_Written problem_
Extract the text of every entry below exactly; leave images out.

>>>>

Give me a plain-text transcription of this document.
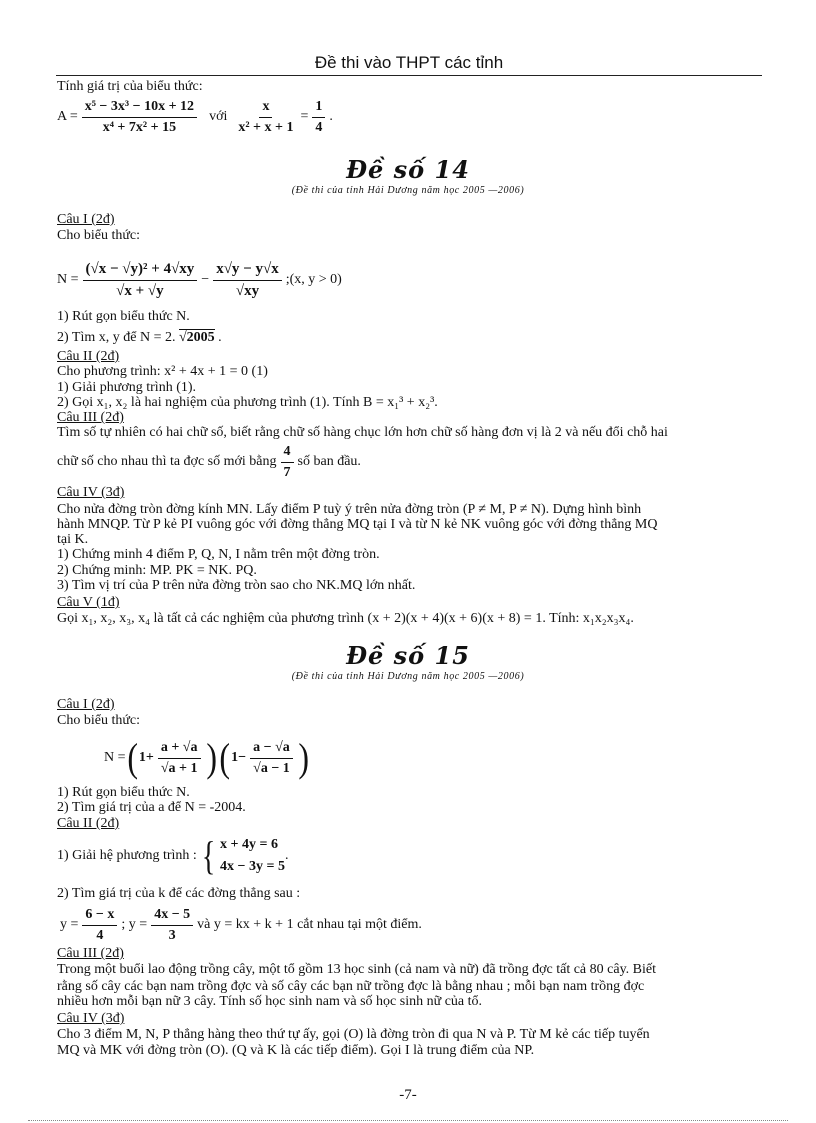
Đề thi vào THPT các tỉnh
Tính giá trị của biểu thức:
$A = \frac{\text{x⁵ − 3x³ − 10x + 12}}{\text{x⁴ + 7x² + 15}}$ với $\frac{x}{\text{x² + x + 1}} = \frac{1}{4}$ .
Đề số 14
(Đề thi của tỉnh Hải Dương năm học 2005 —2006)
Câu I (2đ)
Cho biểu thức:
$N = \frac{\text{(√x − √y)² + 4√xy}}{√x + √y} - \frac{x√y - y√x}{√xy}$ ;(x, y > 0)
1) Rút gọn biểu thức N.
2) Tìm x, y để N = 2. √2005 .
Câu II (2đ)
Cho phương trình: x² + 4x + 1 = 0 (1)
1) Giải phương trình (1).
2) Gọi x₁, x₂ là hai nghiệm của phương trình (1). Tính B = x₁³ + x₂³.
Câu III (2đ)
Tìm số tự nhiên có hai chữ số, biết rằng chữ số hàng chục lớn hơn chữ số hàng đơn vị là 2 và nếu đổi chỗ hai
chữ số cho nhau thì ta đợc số mới bằng $\frac{4}{7}$ số ban đầu.
Câu IV (3đ)
Cho nửa đờng tròn đờng kính MN. Lấy điểm P tuỳ ý trên nửa đờng tròn (P ≠ M, P ≠ N). Dựng hình bình
hành MNQP. Từ P kẻ PI vuông góc với đờng thẳng MQ tại I và từ N kẻ NK vuông góc với đờng thẳng MQ
tại K.
1) Chứng minh 4 điểm P, Q, N, I nằm trên một đờng tròn.
2) Chứng minh: MP. PK = NK. PQ.
3) Tìm vị trí của P trên nửa đờng tròn sao cho NK.MQ lớn nhất.
Câu V (1đ)
Gọi x₁, x₂, x₃, x₄ là tất cả các nghiệm của phương trình (x + 2)(x + 4)(x + 6)(x + 8) = 1. Tính: x₁x₂x₃x₄.
Đề số 15
(Đề thi của tỉnh Hải Dương năm học 2005 —2006)
Câu I (2đ)
Cho biểu thức:
N = ( $1+ \frac{a + √a}{√a + 1}$ ) ( $1- \frac{a - √a}{√a - 1}$ )
1) Rút gọn biểu thức N.
2) Tìm giá trị của a để N = -2004.
Câu II (2đ)
1) Giải hệ phương trình : { x + 4y = 6
4x − 3y = 5
.
2) Tìm giá trị của k để các đờng thẳng sau :
$y = \frac{6 - x}{4}$ ; $y = \frac{4x - 5}{3}$ và y = kx + k + 1 cắt nhau tại một điểm.
Câu III (2đ)
Trong một buổi lao động trồng cây, một tổ gồm 13 học sinh (cả nam và nữ) đã trồng đợc tất cả 80 cây. Biết
rằng số cây các bạn nam trồng đợc và số cây các bạn nữ trồng đợc là bằng nhau ; mỗi bạn nam trồng đợc
nhiều hơn mỗi bạn nữ 3 cây. Tính số học sinh nam và số học sinh nữ của tổ.
Câu IV (3đ)
Cho 3 điểm M, N, P thẳng hàng theo thứ tự ấy, gọi (O) là đờng tròn đi qua N và P. Từ M kẻ các tiếp tuyến
MQ và MK với đờng tròn (O). (Q và K là các tiếp điểm). Gọi I là trung điểm của NP.
-7-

<<<<

_The response_
Give me a plain-text transcription of this document.
Đề thi vào THPT các tỉnh
Tính giá trị của biểu thức:
$A = \frac{\text{x⁵ − 3x³ − 10x + 12}}{\text{x⁴ + 7x² + 15}}$ với $\frac{x}{\text{x² + x + 1}} = \frac{1}{4}$ .
Đề số 14
(Đề thi của tỉnh Hải Dương năm học 2005 —2006)
Câu I (2đ)
Cho biểu thức:
$N = \frac{\text{(√x − √y)² + 4√xy}}{√x + √y} - \frac{x√y - y√x}{√xy}$ ;(x, y > 0)
1) Rút gọn biểu thức N.
2) Tìm x, y để N = 2. √2005 .
Câu II (2đ)
Cho phương trình: x² + 4x + 1 = 0 (1)
1) Giải phương trình (1).
2) Gọi x₁, x₂ là hai nghiệm của phương trình (1). Tính B = x₁³ + x₂³.
Câu III (2đ)
Tìm số tự nhiên có hai chữ số, biết rằng chữ số hàng chục lớn hơn chữ số hàng đơn vị là 2 và nếu đổi chỗ hai
chữ số cho nhau thì ta đợc số mới bằng $\frac{4}{7}$ số ban đầu.
Câu IV (3đ)
Cho nửa đờng tròn đờng kính MN. Lấy điểm P tuỳ ý trên nửa đờng tròn (P ≠ M, P ≠ N). Dựng hình bình
hành MNQP. Từ P kẻ PI vuông góc với đờng thẳng MQ tại I và từ N kẻ NK vuông góc với đờng thẳng MQ
tại K.
1) Chứng minh 4 điểm P, Q, N, I nằm trên một đờng tròn.
2) Chứng minh: MP. PK = NK. PQ.
3) Tìm vị trí của P trên nửa đờng tròn sao cho NK.MQ lớn nhất.
Câu V (1đ)
Gọi x₁, x₂, x₃, x₄ là tất cả các nghiệm của phương trình (x + 2)(x + 4)(x + 6)(x + 8) = 1. Tính: x₁x₂x₃x₄.
Đề số 15
(Đề thi của tỉnh Hải Dương năm học 2005 —2006)
Câu I (2đ)
Cho biểu thức:
N = ( $1+ \frac{a + √a}{√a + 1}$ ) ( $1- \frac{a - √a}{√a - 1}$ )
1) Rút gọn biểu thức N.
2) Tìm giá trị của a để N = -2004.
Câu II (2đ)
1) Giải hệ phương trình : { x + 4y = 6
4x − 3y = 5
.
2) Tìm giá trị của k để các đờng thẳng sau :
$y = \frac{6 - x}{4}$ ; $y = \frac{4x - 5}{3}$ và y = kx + k + 1 cắt nhau tại một điểm.
Câu III (2đ)
Trong một buổi lao động trồng cây, một tổ gồm 13 học sinh (cả nam và nữ) đã trồng đợc tất cả 80 cây. Biết
rằng số cây các bạn nam trồng đợc và số cây các bạn nữ trồng đợc là bằng nhau ; mỗi bạn nam trồng đợc
nhiều hơn mỗi bạn nữ 3 cây. Tính số học sinh nam và số học sinh nữ của tổ.
Câu IV (3đ)
Cho 3 điểm M, N, P thẳng hàng theo thứ tự ấy, gọi (O) là đờng tròn đi qua N và P. Từ M kẻ các tiếp tuyến
MQ và MK với đờng tròn (O). (Q và K là các tiếp điểm). Gọi I là trung điểm của NP.
-7-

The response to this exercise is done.